--- START ---

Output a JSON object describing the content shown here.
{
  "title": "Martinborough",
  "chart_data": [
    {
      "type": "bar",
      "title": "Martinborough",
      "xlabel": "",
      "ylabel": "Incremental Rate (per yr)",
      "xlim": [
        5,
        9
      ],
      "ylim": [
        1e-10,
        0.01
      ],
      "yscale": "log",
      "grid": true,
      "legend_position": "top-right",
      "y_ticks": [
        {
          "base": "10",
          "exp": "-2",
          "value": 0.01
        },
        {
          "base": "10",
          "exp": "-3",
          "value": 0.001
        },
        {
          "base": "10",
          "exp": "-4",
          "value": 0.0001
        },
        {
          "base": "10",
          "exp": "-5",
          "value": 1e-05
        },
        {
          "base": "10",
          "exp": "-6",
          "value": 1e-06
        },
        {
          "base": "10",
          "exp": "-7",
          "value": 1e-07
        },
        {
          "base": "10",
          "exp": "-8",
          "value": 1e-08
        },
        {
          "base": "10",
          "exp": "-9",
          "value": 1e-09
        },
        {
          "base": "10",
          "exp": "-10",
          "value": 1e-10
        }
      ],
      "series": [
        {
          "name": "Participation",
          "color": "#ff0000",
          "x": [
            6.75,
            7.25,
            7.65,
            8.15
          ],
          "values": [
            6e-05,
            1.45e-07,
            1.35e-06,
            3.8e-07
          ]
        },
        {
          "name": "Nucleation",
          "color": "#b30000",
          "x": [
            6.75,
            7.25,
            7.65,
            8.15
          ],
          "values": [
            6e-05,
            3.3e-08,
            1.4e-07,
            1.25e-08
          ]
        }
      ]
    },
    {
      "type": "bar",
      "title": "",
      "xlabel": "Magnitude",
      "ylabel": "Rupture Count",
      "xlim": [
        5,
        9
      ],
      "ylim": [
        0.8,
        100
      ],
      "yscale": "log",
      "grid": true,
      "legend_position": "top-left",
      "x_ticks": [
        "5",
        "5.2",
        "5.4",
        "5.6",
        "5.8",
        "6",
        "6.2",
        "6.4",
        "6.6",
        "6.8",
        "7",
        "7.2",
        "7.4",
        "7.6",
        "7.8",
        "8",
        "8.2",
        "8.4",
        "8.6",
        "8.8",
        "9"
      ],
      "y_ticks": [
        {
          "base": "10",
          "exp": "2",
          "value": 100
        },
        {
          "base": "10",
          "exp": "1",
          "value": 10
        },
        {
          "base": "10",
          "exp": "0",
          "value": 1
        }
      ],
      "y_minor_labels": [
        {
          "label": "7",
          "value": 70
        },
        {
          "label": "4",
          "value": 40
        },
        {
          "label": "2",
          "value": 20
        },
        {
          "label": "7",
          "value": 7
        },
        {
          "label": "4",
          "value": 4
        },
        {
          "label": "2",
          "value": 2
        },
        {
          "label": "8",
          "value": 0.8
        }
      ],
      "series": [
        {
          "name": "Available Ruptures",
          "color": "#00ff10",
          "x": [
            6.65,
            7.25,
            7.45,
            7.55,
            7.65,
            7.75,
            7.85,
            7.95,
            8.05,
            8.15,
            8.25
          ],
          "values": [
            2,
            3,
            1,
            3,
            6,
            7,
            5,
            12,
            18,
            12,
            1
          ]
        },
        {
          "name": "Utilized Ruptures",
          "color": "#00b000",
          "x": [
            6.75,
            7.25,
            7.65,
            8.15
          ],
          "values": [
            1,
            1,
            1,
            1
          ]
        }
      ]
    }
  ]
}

--- END ---

Check each line of the entries for the string "ylabel". Copy the lines that have it.

● **Response to this exercise**
      "ylabel": "Incremental Rate (per yr)",
      "ylabel": "Rupture Count",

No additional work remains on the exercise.